*Problem details*. Single out the lines of the material that contain "type" and copy them.

*Material shown*.
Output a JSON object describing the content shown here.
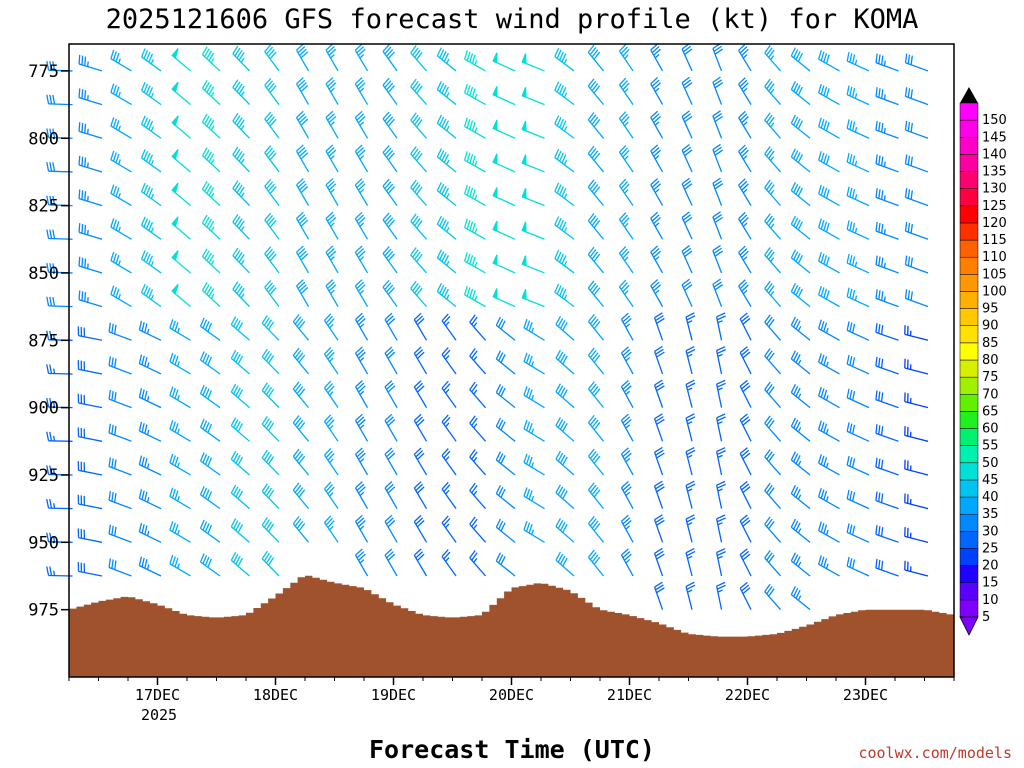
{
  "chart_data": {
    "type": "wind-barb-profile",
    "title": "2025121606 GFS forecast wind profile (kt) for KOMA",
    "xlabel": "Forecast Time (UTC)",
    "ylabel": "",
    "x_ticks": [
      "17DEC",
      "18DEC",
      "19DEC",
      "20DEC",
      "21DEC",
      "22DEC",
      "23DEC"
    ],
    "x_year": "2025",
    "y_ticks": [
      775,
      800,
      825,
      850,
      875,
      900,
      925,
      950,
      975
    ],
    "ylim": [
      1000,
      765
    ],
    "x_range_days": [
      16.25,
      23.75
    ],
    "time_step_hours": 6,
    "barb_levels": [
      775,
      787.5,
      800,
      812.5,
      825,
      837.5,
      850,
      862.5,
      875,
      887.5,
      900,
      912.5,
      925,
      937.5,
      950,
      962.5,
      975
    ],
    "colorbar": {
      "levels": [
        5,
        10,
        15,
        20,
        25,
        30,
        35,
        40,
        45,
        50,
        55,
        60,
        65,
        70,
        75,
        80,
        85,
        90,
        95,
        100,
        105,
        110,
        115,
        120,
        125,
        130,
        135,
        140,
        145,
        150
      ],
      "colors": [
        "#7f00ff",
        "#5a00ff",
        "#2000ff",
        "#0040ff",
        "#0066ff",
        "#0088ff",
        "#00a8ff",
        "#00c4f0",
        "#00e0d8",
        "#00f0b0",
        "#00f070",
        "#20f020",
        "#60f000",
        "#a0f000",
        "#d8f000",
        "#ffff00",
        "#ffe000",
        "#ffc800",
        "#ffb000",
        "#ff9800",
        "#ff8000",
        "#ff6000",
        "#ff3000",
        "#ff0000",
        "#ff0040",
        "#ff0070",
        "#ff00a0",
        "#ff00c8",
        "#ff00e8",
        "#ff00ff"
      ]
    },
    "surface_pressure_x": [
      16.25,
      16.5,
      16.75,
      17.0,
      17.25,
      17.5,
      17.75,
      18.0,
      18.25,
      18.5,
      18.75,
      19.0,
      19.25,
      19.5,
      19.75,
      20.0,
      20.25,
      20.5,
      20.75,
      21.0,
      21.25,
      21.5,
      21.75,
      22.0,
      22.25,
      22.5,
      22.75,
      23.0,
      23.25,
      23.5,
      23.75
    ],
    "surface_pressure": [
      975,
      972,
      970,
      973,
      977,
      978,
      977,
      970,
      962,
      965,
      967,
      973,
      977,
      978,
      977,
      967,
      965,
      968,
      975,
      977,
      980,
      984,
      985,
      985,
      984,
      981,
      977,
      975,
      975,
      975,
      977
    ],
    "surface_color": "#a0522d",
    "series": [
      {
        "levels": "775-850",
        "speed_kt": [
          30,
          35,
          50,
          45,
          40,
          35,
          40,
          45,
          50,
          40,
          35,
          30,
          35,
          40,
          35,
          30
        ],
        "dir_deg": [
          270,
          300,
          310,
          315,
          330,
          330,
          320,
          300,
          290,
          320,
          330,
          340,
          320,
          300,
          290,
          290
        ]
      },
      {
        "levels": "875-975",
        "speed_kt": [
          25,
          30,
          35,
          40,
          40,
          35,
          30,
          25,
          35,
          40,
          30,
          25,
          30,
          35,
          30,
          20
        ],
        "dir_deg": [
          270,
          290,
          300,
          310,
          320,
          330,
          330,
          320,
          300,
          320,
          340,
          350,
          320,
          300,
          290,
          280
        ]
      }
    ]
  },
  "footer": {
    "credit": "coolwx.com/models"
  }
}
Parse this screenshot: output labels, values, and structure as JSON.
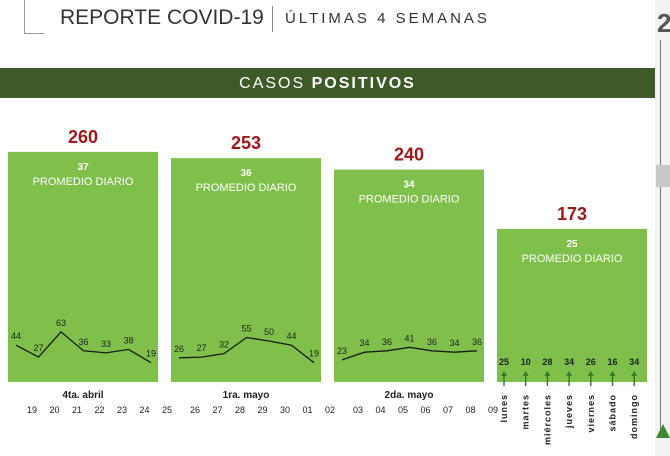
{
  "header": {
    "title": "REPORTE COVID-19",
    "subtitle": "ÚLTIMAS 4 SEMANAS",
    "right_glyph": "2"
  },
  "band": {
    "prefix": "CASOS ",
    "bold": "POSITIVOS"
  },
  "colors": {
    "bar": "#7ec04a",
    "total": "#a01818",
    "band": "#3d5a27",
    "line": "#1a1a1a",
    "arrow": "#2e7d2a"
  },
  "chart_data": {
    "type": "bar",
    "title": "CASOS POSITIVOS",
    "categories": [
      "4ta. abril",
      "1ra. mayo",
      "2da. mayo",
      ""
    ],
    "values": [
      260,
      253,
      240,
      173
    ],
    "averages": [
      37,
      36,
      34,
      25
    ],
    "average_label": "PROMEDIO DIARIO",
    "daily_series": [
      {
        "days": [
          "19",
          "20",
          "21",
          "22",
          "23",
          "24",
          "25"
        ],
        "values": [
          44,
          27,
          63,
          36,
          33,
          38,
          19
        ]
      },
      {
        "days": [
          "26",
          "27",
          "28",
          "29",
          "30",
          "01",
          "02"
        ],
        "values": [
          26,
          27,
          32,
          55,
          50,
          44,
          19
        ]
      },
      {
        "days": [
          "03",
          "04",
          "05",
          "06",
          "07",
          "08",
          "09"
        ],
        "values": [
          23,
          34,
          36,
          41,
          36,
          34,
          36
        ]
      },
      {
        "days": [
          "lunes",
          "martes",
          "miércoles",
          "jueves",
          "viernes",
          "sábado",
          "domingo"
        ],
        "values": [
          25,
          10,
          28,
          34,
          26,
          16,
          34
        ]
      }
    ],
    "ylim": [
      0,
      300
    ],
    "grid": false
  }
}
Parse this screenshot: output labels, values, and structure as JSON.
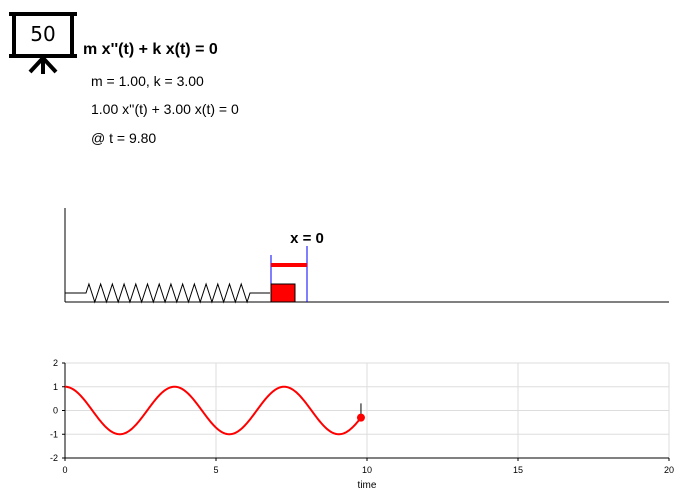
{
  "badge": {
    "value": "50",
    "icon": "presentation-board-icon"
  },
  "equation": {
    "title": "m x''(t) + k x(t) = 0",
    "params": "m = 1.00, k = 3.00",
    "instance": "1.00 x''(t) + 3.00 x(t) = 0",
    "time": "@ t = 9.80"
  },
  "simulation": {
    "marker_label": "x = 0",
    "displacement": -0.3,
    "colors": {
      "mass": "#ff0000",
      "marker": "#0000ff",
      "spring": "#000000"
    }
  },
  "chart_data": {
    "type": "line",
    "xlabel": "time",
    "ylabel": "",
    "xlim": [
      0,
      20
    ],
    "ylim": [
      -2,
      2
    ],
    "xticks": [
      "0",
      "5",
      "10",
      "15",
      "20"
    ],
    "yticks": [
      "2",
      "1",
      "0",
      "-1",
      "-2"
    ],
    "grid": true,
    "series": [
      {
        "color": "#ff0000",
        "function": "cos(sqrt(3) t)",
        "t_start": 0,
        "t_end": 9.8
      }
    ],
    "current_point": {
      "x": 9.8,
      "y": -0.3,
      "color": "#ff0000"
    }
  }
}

==

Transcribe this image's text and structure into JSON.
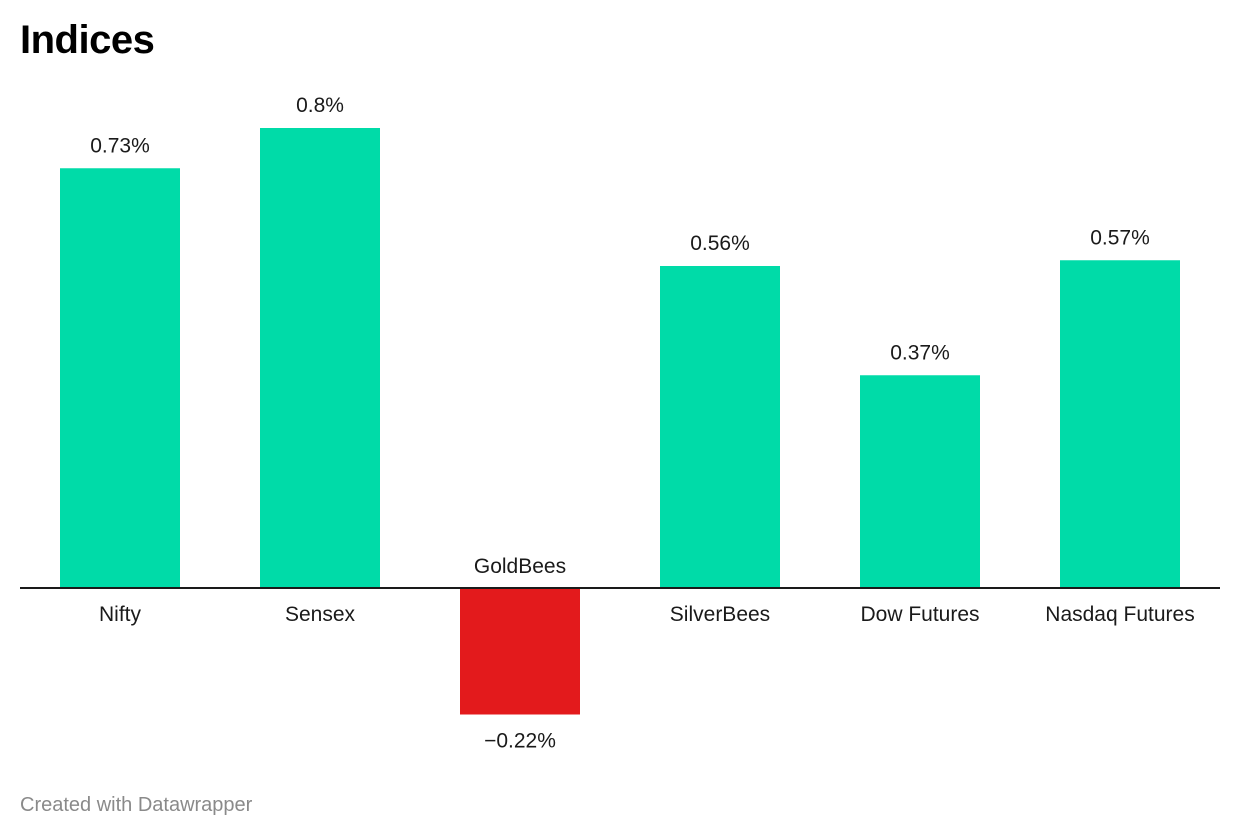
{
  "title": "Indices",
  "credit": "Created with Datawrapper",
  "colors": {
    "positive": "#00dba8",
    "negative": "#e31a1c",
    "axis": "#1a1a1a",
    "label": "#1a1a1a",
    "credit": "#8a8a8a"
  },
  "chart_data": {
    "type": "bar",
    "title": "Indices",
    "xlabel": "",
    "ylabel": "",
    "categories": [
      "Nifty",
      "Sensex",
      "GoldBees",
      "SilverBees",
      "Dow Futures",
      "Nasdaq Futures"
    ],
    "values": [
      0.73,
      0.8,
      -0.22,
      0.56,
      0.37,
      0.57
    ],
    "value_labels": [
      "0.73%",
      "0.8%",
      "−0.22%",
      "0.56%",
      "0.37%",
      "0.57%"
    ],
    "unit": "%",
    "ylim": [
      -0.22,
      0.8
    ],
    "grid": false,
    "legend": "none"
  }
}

*Complete answer*.
    "type": "wind-barb-profile",
    "type": "bar",
    "type": "line",
    "type": "bar",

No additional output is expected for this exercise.